Extracted data entries:
______
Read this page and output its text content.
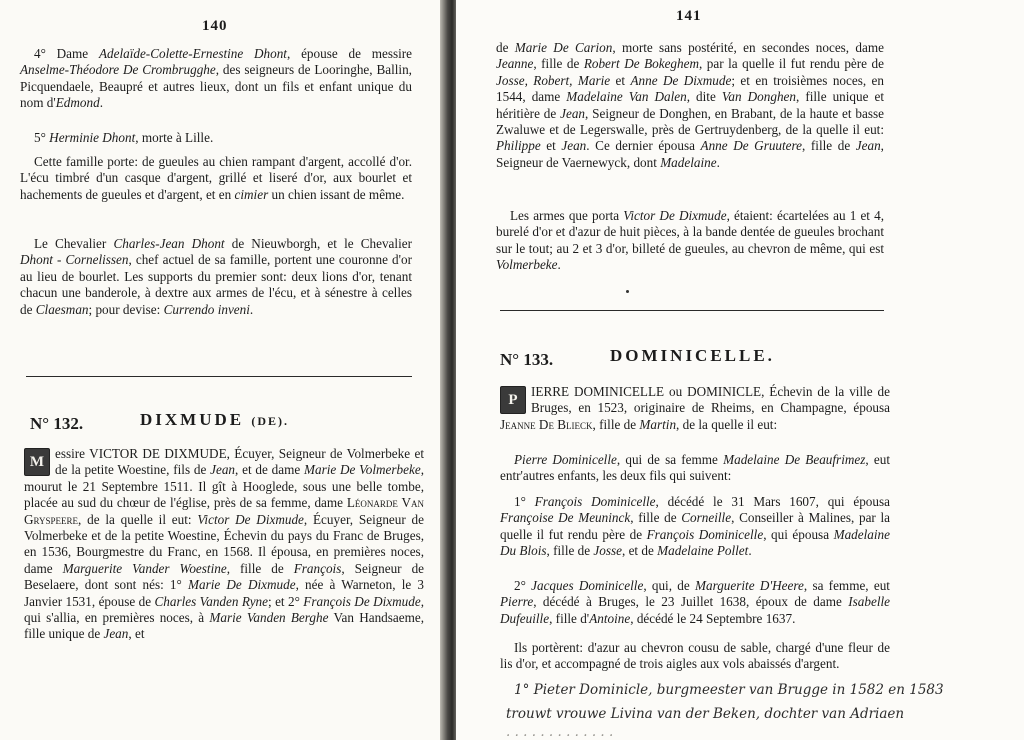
140

4° Dame Adelaïde-Colette-Ernestine Dhont, épouse de messire Anselme-Théodore De Crombrugghe, des seigneurs de Looringhe, Ballin, Picquendaele, Beaupré et autres lieux, dont un fils et enfant unique du nom d'Edmond.

5° Herminie Dhont, morte à Lille.

Cette famille porte: de gueules au chien rampant d'argent, accollé d'or. L'écu timbré d'un casque d'argent, grillé et liseré d'or, aux bourlet et hachements de gueules et d'argent, et en cimier un chien issant de même.

Le Chevalier Charles-Jean Dhont de Nieuwborgh, et le Chevalier Dhont - Cornelissen, chef actuel de sa famille, portent une couronne d'or au lieu de bourlet. Les supports du premier sont: deux lions d'or, tenant chacun une banderole, à dextre aux armes de l'écu, et à sénestre à celles de Claesman; pour devise: Currendo inveni.

N° 132.	DIXMUDE (DE).

M
essire VICTOR DE DIXMUDE, Écuyer, Seigneur de Volmerbeke et de la petite Woestine, fils de Jean, et de dame Marie De Volmerbeke, mourut le 21 Septembre 1511. Il gît à Hooglede, sous une belle tombe, placée au sud du chœur de l'église, près de sa femme, dame Léonarde Van Gryspeere, de la quelle il eut: Victor De Dixmude, Écuyer, Seigneur de Volmerbeke et de la petite Woestine, Échevin du pays du Franc de Bruges, en 1536, Bourgmestre du Franc, en 1568. Il épousa, en premières noces, dame Marguerite Vander Woestine, fille de François, Seigneur de Beselaere, dont sont nés: 1° Marie De Dixmude, née à Warneton, le 3 Janvier 1531, épouse de Charles Vanden Ryne; et 2° François De Dixmude, qui s'allia, en premières noces, à Marie Vanden Berghe Van Handsaeme, fille unique de Jean, et

141

de Marie De Carion, morte sans postérité, en secondes noces, dame Jeanne, fille de Robert De Bokeghem, par la quelle il fut rendu père de Josse, Robert, Marie et Anne De Dixmude; et en troisièmes noces, en 1544, dame Madelaine Van Dalen, dite Van Donghen, fille unique et héritière de Jean, Seigneur de Donghen, en Brabant, de la haute et basse Zwaluwe et de Legerswalle, près de Gertruydenberg, de la quelle il eut: Philippe et Jean. Ce dernier épousa Anne De Gruutere, fille de Jean, Seigneur de Vaernewyck, dont Madelaine.

Les armes que porta Victor De Dixmude, étaient: écartelées au 1 et 4, burelé d'or et d'azur de huit pièces, à la bande dentée de gueules brochant sur le tout; au 2 et 3 d'or, billeté de gueules, au chevron de même, qui est Volmerbeke.

N° 133.	DOMINICELLE.

P
IERRE DOMINICELLE ou DOMINICLE, Échevin de la ville de Bruges, en 1523, originaire de Rheims, en Champagne, épousa Jeanne De Blieck, fille de Martin, de la quelle il eut:

Pierre Dominicelle, qui de sa femme Madelaine De Beaufrimez, eut entr'autres enfants, les deux fils qui suivent:

1° François Dominicelle, décédé le 31 Mars 1607, qui épousa Françoise De Meuninck, fille de Corneille, Conseiller à Malines, par la quelle il fut rendu père de François Dominicelle, qui épousa Madelaine Du Blois, fille de Josse, et de Madelaine Pollet.

2° Jacques Dominicelle, qui, de Marguerite D'Heere, sa femme, eut Pierre, décédé à Bruges, le 23 Juillet 1638, époux de dame Isabelle Dufeuille, fille d'Antoine, décédé le 24 Septembre 1637.

Ils portèrent: d'azur au chevron cousu de sable, chargé d'une fleur de lis d'or, et accompagné de trois aigles aux vols abaissés d'argent.

1° Pieter Dominicle, burgmeester van Brugge in 1582 en 1583
trouwt vrouwe Livina van der Beken, dochter van Adriaen
· · · · · · · · · · · · ·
______
Work to do: Omit all pictures while transcribing the entries verbatim.

Complete response:
Read this page and output its text content.
140

4° Dame Adelaïde-Colette-Ernestine Dhont, épouse de messire Anselme-Théodore De Crombrugghe, des seigneurs de Looringhe, Ballin, Picquendaele, Beaupré et autres lieux, dont un fils et enfant unique du nom d'Edmond.

5° Herminie Dhont, morte à Lille.

Cette famille porte: de gueules au chien rampant d'argent, accollé d'or. L'écu timbré d'un casque d'argent, grillé et liseré d'or, aux bourlet et hachements de gueules et d'argent, et en cimier un chien issant de même.

Le Chevalier Charles-Jean Dhont de Nieuwborgh, et le Chevalier Dhont - Cornelissen, chef actuel de sa famille, portent une couronne d'or au lieu de bourlet. Les supports du premier sont: deux lions d'or, tenant chacun une banderole, à dextre aux armes de l'écu, et à sénestre à celles de Claesman; pour devise: Currendo inveni.

N° 132.	DIXMUDE (DE).

M
essire VICTOR DE DIXMUDE, Écuyer, Seigneur de Volmerbeke et de la petite Woestine, fils de Jean, et de dame Marie De Volmerbeke, mourut le 21 Septembre 1511. Il gît à Hooglede, sous une belle tombe, placée au sud du chœur de l'église, près de sa femme, dame Léonarde Van Gryspeere, de la quelle il eut: Victor De Dixmude, Écuyer, Seigneur de Volmerbeke et de la petite Woestine, Échevin du pays du Franc de Bruges, en 1536, Bourgmestre du Franc, en 1568. Il épousa, en premières noces, dame Marguerite Vander Woestine, fille de François, Seigneur de Beselaere, dont sont nés: 1° Marie De Dixmude, née à Warneton, le 3 Janvier 1531, épouse de Charles Vanden Ryne; et 2° François De Dixmude, qui s'allia, en premières noces, à Marie Vanden Berghe Van Handsaeme, fille unique de Jean, et

141

de Marie De Carion, morte sans postérité, en secondes noces, dame Jeanne, fille de Robert De Bokeghem, par la quelle il fut rendu père de Josse, Robert, Marie et Anne De Dixmude; et en troisièmes noces, en 1544, dame Madelaine Van Dalen, dite Van Donghen, fille unique et héritière de Jean, Seigneur de Donghen, en Brabant, de la haute et basse Zwaluwe et de Legerswalle, près de Gertruydenberg, de la quelle il eut: Philippe et Jean. Ce dernier épousa Anne De Gruutere, fille de Jean, Seigneur de Vaernewyck, dont Madelaine.

Les armes que porta Victor De Dixmude, étaient: écartelées au 1 et 4, burelé d'or et d'azur de huit pièces, à la bande dentée de gueules brochant sur le tout; au 2 et 3 d'or, billeté de gueules, au chevron de même, qui est Volmerbeke.

N° 133.	DOMINICELLE.

P
IERRE DOMINICELLE ou DOMINICLE, Échevin de la ville de Bruges, en 1523, originaire de Rheims, en Champagne, épousa Jeanne De Blieck, fille de Martin, de la quelle il eut:

Pierre Dominicelle, qui de sa femme Madelaine De Beaufrimez, eut entr'autres enfants, les deux fils qui suivent:

1° François Dominicelle, décédé le 31 Mars 1607, qui épousa Françoise De Meuninck, fille de Corneille, Conseiller à Malines, par la quelle il fut rendu père de François Dominicelle, qui épousa Madelaine Du Blois, fille de Josse, et de Madelaine Pollet.

2° Jacques Dominicelle, qui, de Marguerite D'Heere, sa femme, eut Pierre, décédé à Bruges, le 23 Juillet 1638, époux de dame Isabelle Dufeuille, fille d'Antoine, décédé le 24 Septembre 1637.

Ils portèrent: d'azur au chevron cousu de sable, chargé d'une fleur de lis d'or, et accompagné de trois aigles aux vols abaissés d'argent.

1° Pieter Dominicle, burgmeester van Brugge in 1582 en 1583
trouwt vrouwe Livina van der Beken, dochter van Adriaen
· · · · · · · · · · · · ·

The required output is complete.